> [DIRECTION]:
Convert the lines from the one containing "lon-label: 80W (826, 707, 849, 718)" through the one containing "noaa-logo-text: NOAA (912, 63, 938, 72)", both included, into a JSON list of strings with one string per line and blank lines left out.

> [INFORMATION GIVEN]:
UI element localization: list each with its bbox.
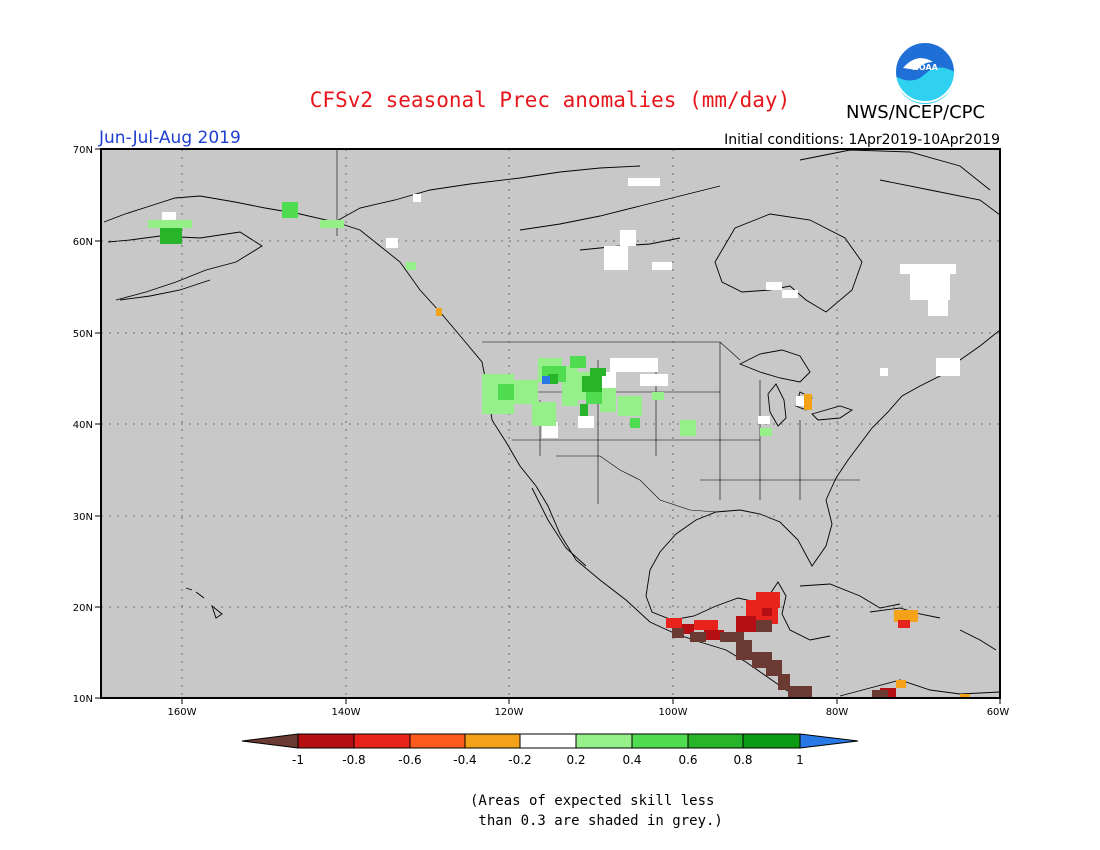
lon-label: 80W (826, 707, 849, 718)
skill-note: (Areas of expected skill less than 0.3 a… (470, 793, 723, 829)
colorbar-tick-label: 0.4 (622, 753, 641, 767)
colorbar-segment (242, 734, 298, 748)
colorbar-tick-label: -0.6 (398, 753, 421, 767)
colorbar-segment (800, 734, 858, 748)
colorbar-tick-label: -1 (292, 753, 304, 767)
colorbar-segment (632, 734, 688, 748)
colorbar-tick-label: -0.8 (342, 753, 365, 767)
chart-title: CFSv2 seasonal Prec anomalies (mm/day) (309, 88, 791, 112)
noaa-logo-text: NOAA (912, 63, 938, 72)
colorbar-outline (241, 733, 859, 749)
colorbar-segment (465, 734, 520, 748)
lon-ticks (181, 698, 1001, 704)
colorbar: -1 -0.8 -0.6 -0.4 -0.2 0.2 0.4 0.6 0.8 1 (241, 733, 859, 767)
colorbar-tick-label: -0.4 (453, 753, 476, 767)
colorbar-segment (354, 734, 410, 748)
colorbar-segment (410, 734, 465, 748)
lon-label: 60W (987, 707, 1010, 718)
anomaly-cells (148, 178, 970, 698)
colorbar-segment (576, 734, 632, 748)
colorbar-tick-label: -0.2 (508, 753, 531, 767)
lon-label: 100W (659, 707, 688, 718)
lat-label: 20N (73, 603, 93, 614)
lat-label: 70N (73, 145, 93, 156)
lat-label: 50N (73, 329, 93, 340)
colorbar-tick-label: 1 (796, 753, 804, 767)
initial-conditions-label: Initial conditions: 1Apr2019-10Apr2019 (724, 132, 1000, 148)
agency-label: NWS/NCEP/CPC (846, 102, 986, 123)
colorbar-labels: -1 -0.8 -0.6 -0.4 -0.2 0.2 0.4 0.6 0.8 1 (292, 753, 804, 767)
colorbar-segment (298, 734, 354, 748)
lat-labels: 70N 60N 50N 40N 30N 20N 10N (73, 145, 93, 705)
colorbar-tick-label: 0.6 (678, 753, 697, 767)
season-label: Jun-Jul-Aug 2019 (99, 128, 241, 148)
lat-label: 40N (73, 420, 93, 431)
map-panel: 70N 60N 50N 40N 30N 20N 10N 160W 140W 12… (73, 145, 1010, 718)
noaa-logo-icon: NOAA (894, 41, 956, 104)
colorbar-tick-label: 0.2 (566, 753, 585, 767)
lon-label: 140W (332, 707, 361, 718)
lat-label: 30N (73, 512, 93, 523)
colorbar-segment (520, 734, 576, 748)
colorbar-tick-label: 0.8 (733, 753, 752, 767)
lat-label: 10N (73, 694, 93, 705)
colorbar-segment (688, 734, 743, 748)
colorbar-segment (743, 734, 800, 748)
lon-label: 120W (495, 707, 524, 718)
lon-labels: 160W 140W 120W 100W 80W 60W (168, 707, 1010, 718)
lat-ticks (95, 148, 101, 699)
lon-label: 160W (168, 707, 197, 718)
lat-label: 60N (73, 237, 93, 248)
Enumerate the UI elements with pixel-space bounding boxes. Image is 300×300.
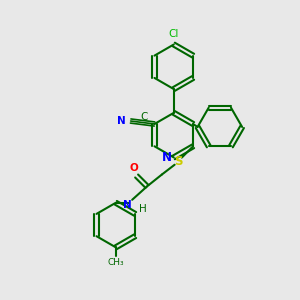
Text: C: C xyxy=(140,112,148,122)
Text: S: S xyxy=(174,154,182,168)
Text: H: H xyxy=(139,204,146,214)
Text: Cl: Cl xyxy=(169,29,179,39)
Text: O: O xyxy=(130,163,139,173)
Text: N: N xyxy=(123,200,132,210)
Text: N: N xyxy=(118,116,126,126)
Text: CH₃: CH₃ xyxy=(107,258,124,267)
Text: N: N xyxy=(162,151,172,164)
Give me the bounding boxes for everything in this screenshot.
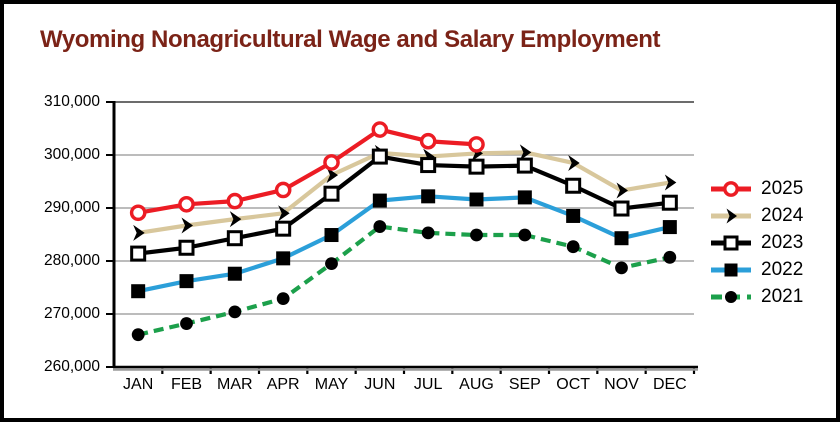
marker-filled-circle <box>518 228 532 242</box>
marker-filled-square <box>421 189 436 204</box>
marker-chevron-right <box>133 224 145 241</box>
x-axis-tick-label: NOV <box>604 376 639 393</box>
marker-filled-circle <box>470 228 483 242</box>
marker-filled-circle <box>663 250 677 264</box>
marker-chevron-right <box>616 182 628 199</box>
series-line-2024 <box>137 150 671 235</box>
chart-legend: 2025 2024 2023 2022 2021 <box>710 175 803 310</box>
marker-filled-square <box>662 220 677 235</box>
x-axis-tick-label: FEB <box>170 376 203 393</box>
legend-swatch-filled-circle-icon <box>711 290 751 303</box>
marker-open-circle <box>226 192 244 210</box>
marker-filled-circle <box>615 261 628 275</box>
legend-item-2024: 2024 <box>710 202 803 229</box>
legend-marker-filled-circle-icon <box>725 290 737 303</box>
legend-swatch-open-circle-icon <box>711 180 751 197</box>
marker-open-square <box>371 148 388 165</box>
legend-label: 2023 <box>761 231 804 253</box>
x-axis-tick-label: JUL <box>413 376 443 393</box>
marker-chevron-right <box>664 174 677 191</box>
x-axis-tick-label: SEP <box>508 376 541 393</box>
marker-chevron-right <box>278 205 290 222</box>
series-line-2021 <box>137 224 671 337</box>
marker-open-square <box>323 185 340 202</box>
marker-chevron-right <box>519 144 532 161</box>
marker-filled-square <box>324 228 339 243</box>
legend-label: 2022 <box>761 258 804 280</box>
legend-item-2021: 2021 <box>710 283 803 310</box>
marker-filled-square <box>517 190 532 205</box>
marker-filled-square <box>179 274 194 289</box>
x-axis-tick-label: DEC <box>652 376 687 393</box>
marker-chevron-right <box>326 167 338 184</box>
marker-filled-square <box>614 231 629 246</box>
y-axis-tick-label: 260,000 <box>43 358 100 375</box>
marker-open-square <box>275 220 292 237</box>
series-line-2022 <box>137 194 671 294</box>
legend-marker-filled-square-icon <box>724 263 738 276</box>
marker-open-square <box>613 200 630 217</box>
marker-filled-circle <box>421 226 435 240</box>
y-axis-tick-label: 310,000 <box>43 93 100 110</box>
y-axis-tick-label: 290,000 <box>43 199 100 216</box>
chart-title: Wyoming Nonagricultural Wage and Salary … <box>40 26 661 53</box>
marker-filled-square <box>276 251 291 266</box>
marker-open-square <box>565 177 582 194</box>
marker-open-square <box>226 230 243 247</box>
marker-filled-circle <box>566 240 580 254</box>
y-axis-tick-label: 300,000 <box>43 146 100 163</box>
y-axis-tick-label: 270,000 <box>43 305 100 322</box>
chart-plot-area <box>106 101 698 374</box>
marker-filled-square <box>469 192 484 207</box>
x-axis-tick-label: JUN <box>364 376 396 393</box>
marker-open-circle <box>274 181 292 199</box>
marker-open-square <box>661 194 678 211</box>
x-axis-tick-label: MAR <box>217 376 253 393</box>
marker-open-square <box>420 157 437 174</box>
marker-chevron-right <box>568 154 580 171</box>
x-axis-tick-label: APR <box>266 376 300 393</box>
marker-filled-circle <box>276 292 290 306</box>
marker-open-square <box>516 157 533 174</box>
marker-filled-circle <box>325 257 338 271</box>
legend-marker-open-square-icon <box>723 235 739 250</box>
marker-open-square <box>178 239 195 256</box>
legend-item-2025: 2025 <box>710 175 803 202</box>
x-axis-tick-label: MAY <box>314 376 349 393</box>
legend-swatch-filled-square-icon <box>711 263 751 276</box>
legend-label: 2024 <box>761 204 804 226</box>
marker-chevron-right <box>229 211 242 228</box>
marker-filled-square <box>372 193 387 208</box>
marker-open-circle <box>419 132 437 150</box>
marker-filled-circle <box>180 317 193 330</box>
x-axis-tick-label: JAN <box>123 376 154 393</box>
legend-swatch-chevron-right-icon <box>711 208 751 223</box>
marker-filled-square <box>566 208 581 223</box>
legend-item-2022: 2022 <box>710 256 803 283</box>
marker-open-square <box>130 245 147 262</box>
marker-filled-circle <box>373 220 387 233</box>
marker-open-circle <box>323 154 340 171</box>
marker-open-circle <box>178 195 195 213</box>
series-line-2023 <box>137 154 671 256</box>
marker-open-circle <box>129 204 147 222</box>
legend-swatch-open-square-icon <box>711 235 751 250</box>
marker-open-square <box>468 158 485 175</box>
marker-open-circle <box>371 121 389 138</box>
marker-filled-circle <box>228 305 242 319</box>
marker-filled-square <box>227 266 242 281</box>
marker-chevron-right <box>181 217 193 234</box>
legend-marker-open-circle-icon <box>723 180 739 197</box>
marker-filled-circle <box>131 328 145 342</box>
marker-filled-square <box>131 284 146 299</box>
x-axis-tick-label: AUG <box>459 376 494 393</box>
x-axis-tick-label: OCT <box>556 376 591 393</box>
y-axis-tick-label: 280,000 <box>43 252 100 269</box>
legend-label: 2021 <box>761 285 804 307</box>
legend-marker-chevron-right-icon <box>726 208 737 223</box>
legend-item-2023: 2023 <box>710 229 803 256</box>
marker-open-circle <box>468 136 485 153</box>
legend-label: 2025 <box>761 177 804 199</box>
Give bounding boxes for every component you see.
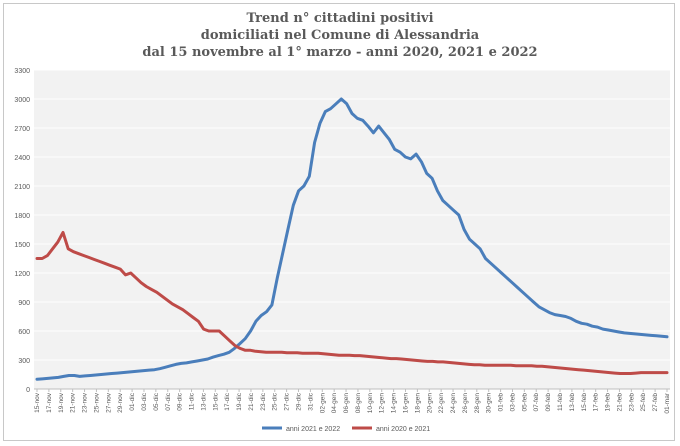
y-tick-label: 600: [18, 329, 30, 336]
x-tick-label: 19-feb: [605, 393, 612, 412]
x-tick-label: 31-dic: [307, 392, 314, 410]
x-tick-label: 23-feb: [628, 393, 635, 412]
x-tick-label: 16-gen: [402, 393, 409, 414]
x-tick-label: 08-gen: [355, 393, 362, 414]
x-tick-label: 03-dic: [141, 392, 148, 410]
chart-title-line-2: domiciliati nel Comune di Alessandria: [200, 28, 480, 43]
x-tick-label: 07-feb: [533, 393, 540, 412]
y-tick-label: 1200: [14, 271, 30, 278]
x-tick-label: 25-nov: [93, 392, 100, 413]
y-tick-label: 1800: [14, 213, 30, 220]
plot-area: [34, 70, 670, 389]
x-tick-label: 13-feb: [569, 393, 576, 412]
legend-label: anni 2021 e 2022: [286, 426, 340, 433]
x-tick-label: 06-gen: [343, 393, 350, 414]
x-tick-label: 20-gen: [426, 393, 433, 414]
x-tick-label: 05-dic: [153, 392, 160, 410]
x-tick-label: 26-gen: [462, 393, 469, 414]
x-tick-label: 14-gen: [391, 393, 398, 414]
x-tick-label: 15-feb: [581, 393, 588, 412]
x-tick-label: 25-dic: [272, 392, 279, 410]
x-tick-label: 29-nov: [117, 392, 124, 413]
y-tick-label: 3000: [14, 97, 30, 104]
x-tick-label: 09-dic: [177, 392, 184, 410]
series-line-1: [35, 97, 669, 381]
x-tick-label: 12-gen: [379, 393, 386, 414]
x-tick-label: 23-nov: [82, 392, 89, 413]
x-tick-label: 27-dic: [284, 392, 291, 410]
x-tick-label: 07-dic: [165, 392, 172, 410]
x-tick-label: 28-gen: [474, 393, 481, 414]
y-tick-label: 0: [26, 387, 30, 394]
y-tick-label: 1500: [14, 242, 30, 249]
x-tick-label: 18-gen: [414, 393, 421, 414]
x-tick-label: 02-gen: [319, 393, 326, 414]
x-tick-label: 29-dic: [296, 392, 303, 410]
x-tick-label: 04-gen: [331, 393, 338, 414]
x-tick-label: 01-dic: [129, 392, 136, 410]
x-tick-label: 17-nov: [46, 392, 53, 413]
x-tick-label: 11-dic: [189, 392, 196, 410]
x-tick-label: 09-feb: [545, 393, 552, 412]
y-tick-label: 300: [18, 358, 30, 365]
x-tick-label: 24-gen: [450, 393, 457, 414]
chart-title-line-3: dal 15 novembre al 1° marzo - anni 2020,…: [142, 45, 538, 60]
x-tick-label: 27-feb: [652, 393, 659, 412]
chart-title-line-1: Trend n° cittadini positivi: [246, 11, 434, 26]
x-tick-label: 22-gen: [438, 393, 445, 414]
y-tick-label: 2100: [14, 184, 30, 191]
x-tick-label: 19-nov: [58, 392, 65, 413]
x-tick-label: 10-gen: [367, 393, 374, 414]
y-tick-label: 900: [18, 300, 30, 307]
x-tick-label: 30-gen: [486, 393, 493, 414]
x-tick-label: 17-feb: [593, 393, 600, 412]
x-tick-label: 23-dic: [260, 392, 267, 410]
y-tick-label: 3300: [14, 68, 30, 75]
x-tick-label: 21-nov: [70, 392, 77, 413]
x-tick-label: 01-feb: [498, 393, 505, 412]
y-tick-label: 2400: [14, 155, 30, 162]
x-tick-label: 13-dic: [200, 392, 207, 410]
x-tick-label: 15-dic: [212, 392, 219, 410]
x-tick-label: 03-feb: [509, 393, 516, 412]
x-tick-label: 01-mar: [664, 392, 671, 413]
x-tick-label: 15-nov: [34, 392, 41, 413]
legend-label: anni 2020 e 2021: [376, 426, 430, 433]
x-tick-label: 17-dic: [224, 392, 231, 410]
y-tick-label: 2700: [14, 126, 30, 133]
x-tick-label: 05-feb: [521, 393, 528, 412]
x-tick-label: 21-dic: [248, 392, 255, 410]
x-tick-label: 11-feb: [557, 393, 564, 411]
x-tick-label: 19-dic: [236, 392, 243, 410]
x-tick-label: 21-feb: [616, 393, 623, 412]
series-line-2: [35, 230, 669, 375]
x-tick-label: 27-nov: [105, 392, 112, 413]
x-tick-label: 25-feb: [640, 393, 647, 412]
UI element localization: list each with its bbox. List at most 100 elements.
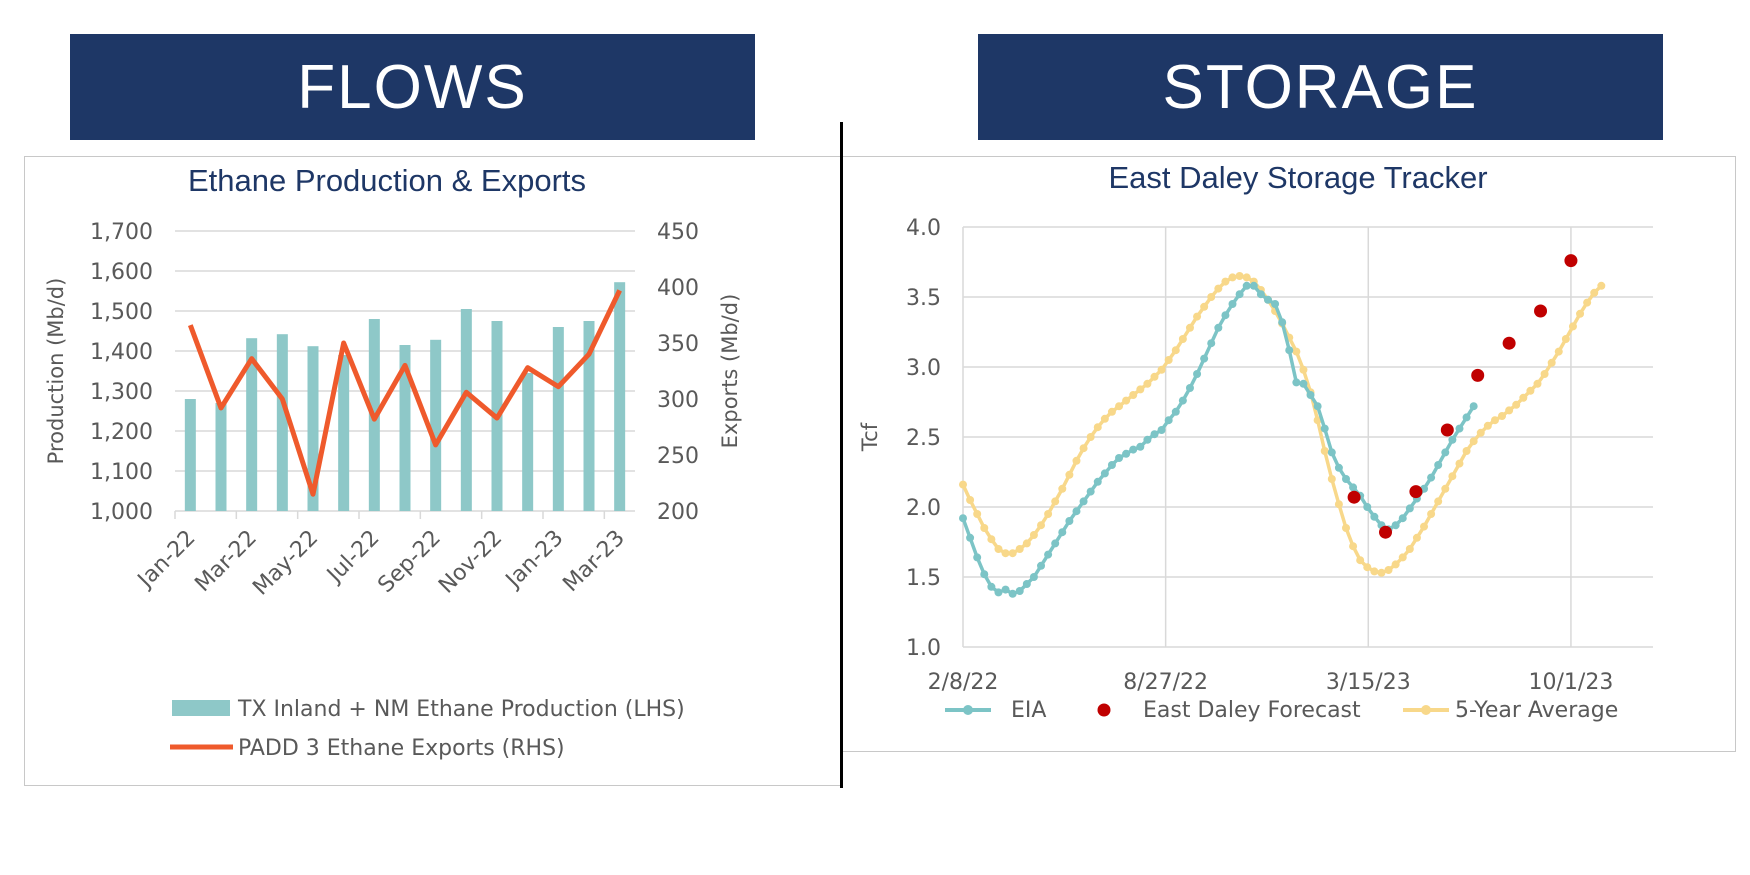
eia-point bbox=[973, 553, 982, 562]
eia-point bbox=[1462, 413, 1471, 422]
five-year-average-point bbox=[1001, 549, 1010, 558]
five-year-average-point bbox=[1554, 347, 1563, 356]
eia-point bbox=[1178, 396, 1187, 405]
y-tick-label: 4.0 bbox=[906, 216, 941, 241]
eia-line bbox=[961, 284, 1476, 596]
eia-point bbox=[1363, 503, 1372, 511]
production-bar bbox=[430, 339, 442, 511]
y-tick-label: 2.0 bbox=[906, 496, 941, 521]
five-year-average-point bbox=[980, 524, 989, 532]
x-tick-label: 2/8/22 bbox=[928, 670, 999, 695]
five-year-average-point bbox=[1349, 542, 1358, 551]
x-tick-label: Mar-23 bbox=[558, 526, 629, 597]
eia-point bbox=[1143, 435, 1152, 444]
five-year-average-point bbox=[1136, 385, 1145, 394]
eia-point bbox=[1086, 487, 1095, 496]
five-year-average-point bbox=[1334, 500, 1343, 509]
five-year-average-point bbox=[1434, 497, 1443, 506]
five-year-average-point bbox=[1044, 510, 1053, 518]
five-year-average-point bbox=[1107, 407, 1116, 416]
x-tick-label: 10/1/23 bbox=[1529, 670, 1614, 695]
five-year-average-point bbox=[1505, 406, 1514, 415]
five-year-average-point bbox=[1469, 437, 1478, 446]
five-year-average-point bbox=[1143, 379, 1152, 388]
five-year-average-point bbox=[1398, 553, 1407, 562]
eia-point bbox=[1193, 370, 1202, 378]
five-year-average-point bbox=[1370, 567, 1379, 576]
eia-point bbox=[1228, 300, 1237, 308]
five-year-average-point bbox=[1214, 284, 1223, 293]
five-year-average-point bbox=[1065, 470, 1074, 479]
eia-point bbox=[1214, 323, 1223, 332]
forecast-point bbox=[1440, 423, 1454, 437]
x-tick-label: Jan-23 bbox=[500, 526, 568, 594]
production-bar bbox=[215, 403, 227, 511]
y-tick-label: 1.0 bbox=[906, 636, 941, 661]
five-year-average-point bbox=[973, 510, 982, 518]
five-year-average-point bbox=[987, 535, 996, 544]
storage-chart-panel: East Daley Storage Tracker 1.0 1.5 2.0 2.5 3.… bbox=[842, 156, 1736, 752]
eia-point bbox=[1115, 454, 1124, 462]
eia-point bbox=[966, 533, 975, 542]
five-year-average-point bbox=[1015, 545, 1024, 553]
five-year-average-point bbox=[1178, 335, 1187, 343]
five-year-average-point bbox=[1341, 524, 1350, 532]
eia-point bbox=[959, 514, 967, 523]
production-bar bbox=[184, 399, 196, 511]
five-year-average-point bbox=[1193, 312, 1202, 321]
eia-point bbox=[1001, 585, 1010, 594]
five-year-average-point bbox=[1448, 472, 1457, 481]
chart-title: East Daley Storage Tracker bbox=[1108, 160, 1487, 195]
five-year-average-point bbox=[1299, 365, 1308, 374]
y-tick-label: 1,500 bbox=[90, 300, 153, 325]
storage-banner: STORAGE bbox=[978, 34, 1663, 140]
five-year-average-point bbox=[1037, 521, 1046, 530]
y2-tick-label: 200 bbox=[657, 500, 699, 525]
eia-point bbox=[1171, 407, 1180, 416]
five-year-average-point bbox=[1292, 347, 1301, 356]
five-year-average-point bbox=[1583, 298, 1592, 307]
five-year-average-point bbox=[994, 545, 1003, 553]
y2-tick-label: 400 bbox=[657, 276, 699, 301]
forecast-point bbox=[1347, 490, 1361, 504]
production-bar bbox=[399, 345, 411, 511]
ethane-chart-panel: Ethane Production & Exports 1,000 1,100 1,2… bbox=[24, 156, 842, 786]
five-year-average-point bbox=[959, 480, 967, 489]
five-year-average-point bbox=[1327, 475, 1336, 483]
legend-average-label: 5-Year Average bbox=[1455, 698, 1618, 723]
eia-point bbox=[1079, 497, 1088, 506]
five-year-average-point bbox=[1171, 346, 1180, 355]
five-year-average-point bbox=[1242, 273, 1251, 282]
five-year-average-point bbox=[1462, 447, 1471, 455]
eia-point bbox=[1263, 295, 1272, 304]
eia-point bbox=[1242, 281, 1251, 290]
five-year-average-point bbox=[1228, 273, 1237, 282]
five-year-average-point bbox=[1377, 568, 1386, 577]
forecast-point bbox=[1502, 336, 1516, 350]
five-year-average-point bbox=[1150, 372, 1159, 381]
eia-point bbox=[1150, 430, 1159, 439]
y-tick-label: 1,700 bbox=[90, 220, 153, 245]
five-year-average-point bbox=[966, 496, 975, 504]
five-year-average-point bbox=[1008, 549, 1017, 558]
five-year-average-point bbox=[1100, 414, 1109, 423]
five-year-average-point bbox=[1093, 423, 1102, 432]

> [TASK OUTPUT]:
[
  "lon-label: 80W (826, 707, 849, 718)",
  "skill-note: (Areas of expected skill less than 0.3 a… (470, 793, 723, 829)",
  "colorbar-tick-label: 0.4 (622, 753, 641, 767)",
  "colorbar-segment (242, 734, 298, 748)",
  "colorbar-tick-label: -0.6 (398, 753, 421, 767)",
  "colorbar-segment (800, 734, 858, 748)",
  "colorbar-tick-label: -1 (292, 753, 304, 767)",
  "colorbar-segment (632, 734, 688, 748)",
  "colorbar-tick-label: -0.8 (342, 753, 365, 767)",
  "chart-title: CFSv2 seasonal Prec anomalies (mm/day) (309, 88, 791, 112)",
  "noaa-logo-text: NOAA (912, 63, 938, 72)"
]